> Records for the exercise

· · · · · · ·

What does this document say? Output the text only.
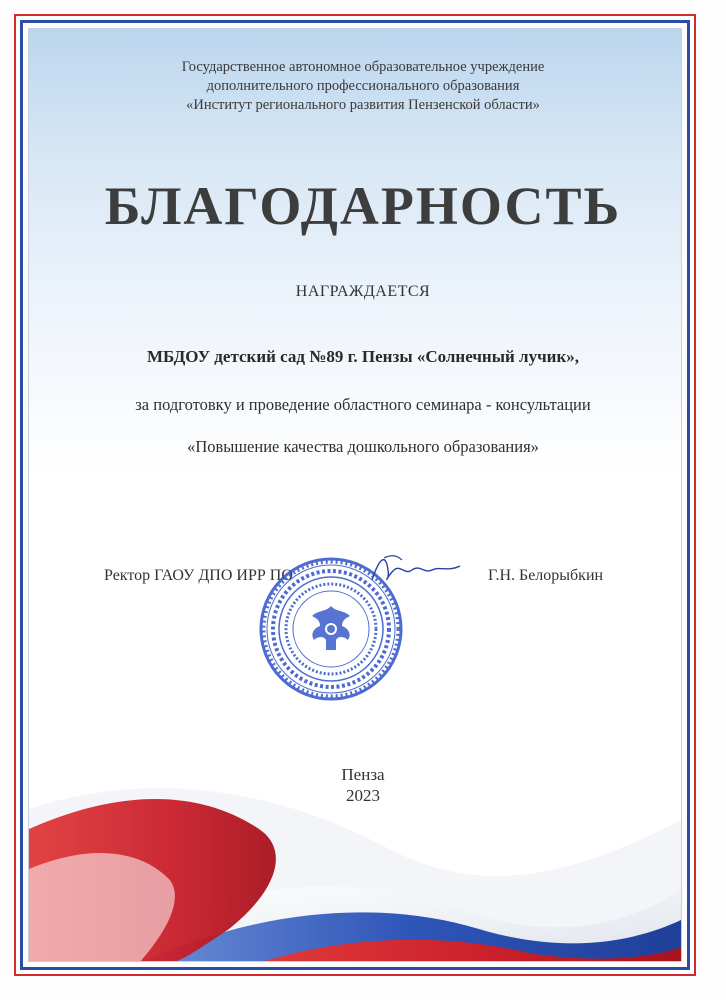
Государственное автономное образовательное учреждение
дополнительного профессионального образования
«Институт регионального развития Пензенской области»
БЛАГОДАРНОСТЬ
НАГРАЖДАЕТСЯ
МБДОУ детский сад №89 г. Пензы «Солнечный лучик»,
за подготовку и проведение областного семинара - консультации
«Повышение качества дошкольного образования»
Ректор ГАОУ ДПО ИРР ПО	Г.Н. Белорыбкин
Пенза
2023
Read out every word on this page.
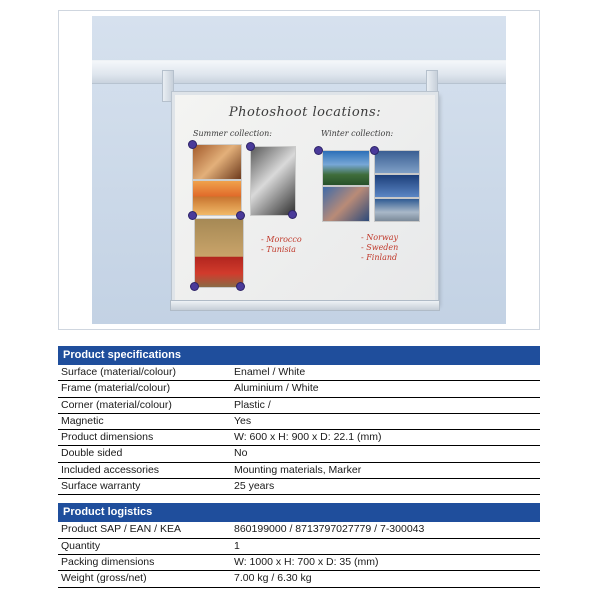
Photoshoot locations:
Summer collection:	Winter collection:
- Morocco
- Tunisia
- Norway
- Sweden
- Finland
Product specifications
Surface (material/colour)	Enamel / White
Frame (material/colour)	Aluminium / White
Corner (material/colour)	Plastic /
Magnetic	Yes
Product dimensions	W: 600 x H: 900 x D: 22.1 (mm)
Double sided	No
Included accessories	Mounting materials, Marker
Surface warranty	25 years
Product logistics
Product SAP / EAN / KEA	860199000 / 8713797027779 / 7-300043
Quantity	1
Packing dimensions	W: 1000 x H: 700 x D: 35 (mm)
Weight (gross/net)	7.00 kg / 6.30 kg
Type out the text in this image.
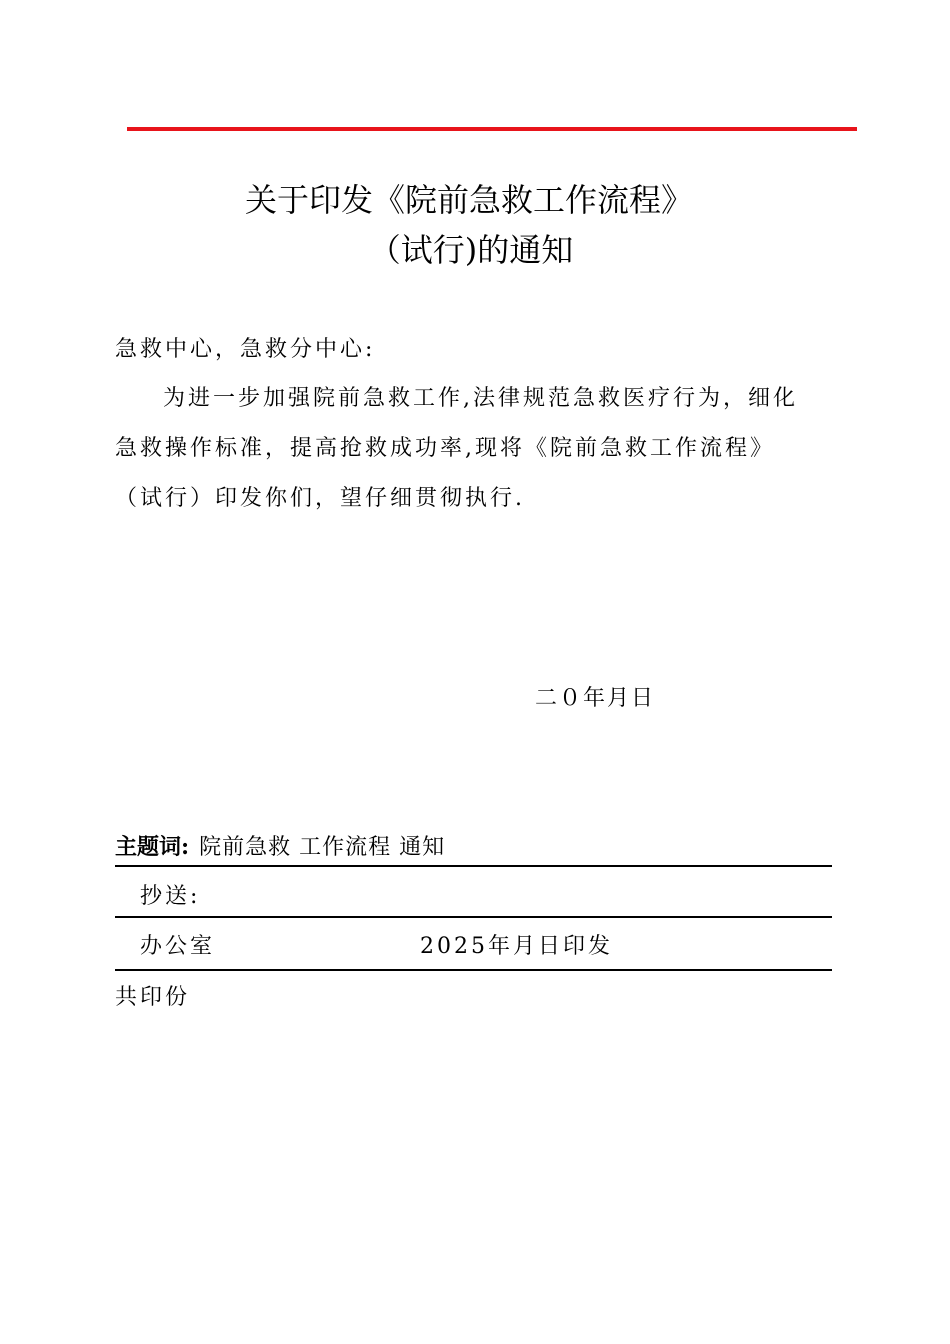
关于印发《院前急救工作流程》
（试行)的通知
急救中心，急救分中心:
为进一步加强院前急救工作,法律规范急救医疗行为，细化
急救操作标准，提高抢救成功率,现将《院前急救工作流程》
（试行）印发你们，望仔细贯彻执行.
二０年月日
主题词: 院前急救 工作流程 通知
抄送:
办公室	2025年月日印发
共印份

· · · · · · ·

Extract, word for word, every line from the one holding "Type out the text in this image." through the closing line of the data above. Do not include any pictures.

> Worked solution
Type out the text in this image.
关于印发《院前急救工作流程》
（试行)的通知
急救中心，急救分中心:
为进一步加强院前急救工作,法律规范急救医疗行为，细化
急救操作标准，提高抢救成功率,现将《院前急救工作流程》
（试行）印发你们，望仔细贯彻执行.
二０年月日
主题词: 院前急救 工作流程 通知
抄送:
办公室	2025年月日印发
共印份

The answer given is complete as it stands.